» EXERCISE:
Tell how many lines carry the word "новых"; the reply is the number and nothing else.

» LISTING:
________________________________________

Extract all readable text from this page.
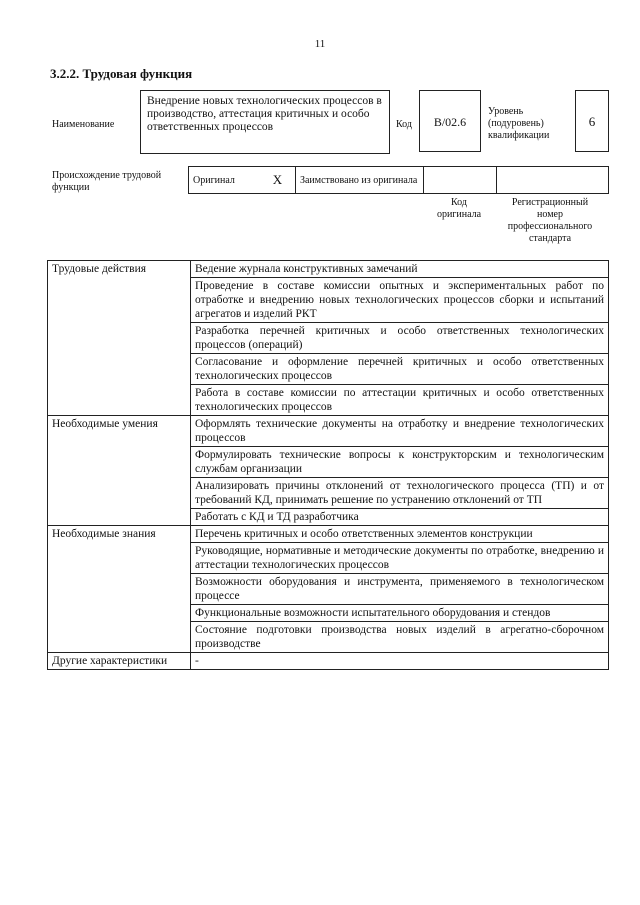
11
3.2.2. Трудовая функция
Наименование
Внедрение новых технологических процессов в производство, аттестация критичных и особо ответственных процессов	Код	В/02.6
Уровень (подуровень) квалификации
6
Происхождение трудовой функции
Оригинал	X	Заимствовано из оригинала		
Код оригинала
Регистрационный номер профессионального стандарта
Трудовые действия	Ведение журнала конструктивных замечаний
	Проведение в составе комиссии опытных и экспериментальных работ по отработке и внедрению новых технологических процессов сборки и испытаний агрегатов и изделий РКТ
	Разработка перечней критичных и особо ответственных технологических процессов (операций)
	Согласование и оформление перечней критичных и особо ответственных технологических процессов
	Работа в составе комиссии по аттестации критичных и особо ответственных технологических процессов
Необходимые умения	Оформлять технические документы на отработку и внедрение технологических процессов
	Формулировать технические вопросы к конструкторским и технологическим службам организации
	Анализировать причины отклонений от технологического процесса (ТП) и от требований КД, принимать решение по устранению отклонений от ТП
	Работать с КД и ТД разработчика
Необходимые знания	Перечень критичных и особо ответственных элементов конструкции
	Руководящие, нормативные и методические документы по отработке, внедрению и аттестации технологических процессов
	Возможности оборудования и инструмента, применяемого в технологическом процессе
	Функциональные возможности испытательного оборудования и стендов
	Состояние подготовки производства новых изделий в агрегатно-сборочном производстве
Другие характеристики	-
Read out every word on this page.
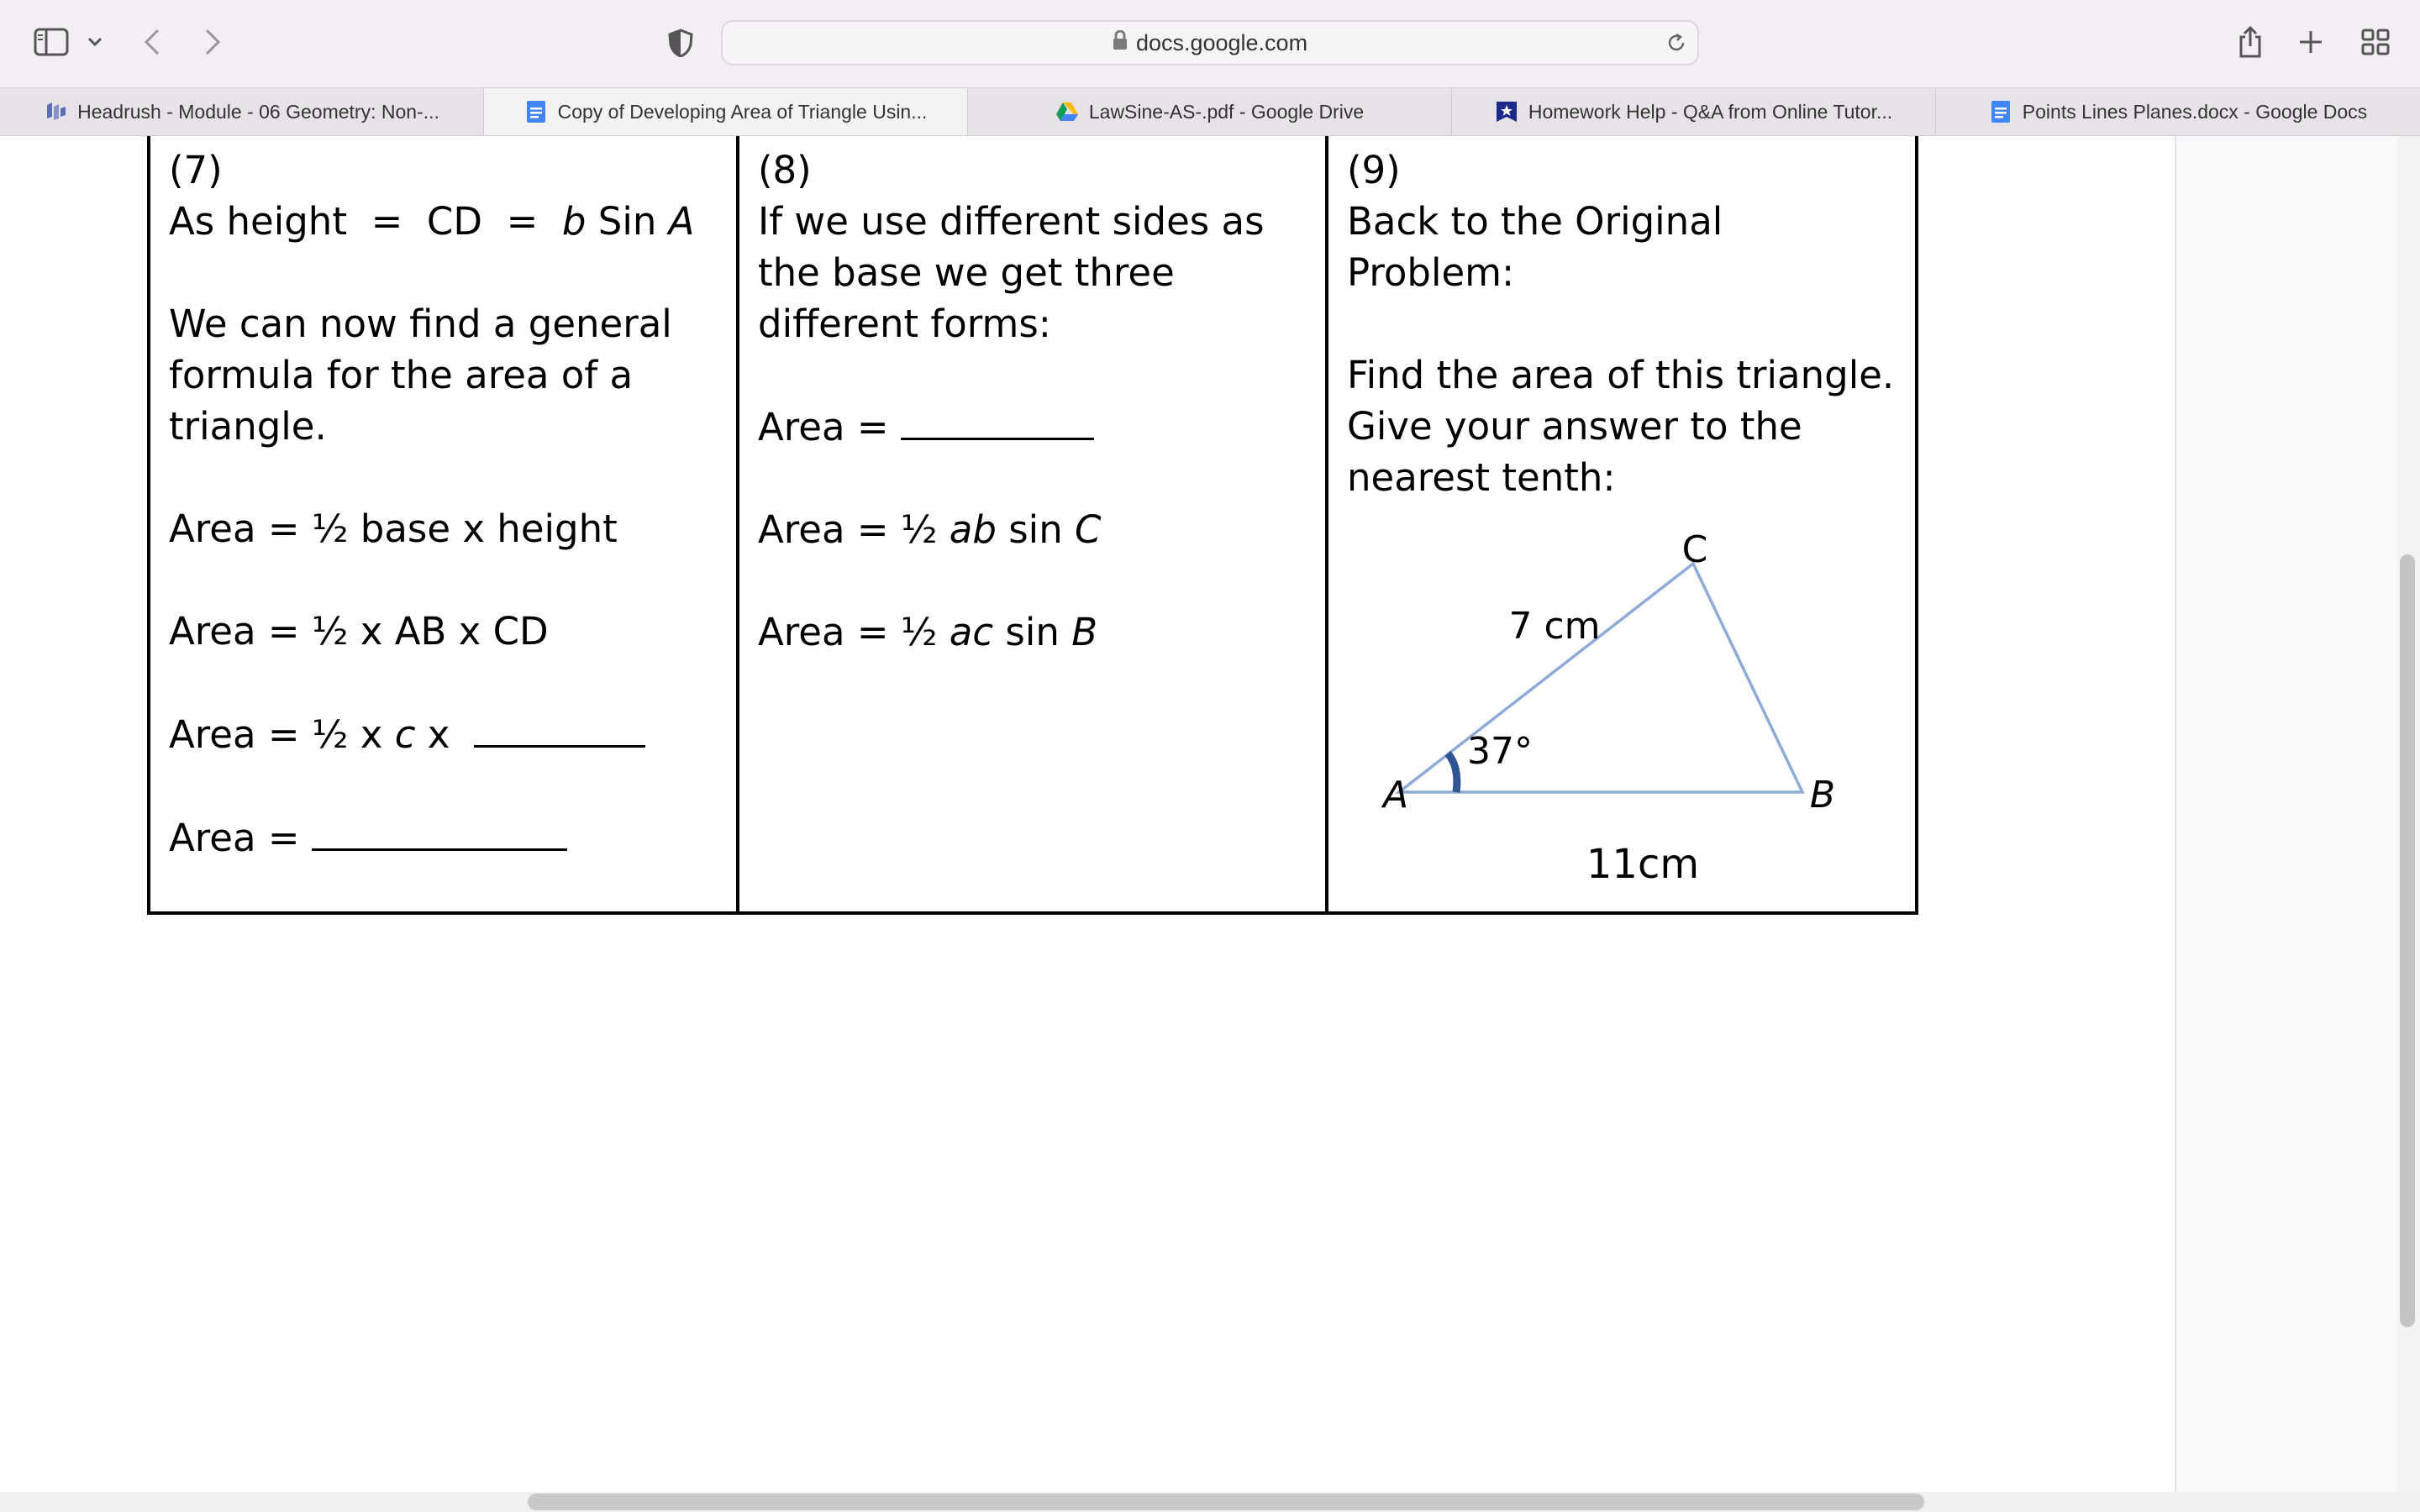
docs.google.com
Headrush - Module - 06 Geometry: Non-...	Copy of Developing Area of Triangle Usin...	LawSine-AS-.pdf - Google Drive	Homework Help - Q&A from Online Tutor...	Points Lines Planes.docx - Google Docs

(7)

As height  =  CD  =  b Sin A

We can now find a general formula for the area of a triangle.

Area = ½ base x height

Area = ½ x AB x CD

Area = ½ x c x

Area =

(8)

If we use different sides as the base we get three different forms:

Area =

Area = ½ ab sin C

Area = ½ ac sin B

(9)

Back to the Original Problem:

Find the area of this triangle. Give your answer to the nearest tenth:

A	B
C
7 cm
37°
11cm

________________________________________

» RESPONSE TO THE EXERCISE:
3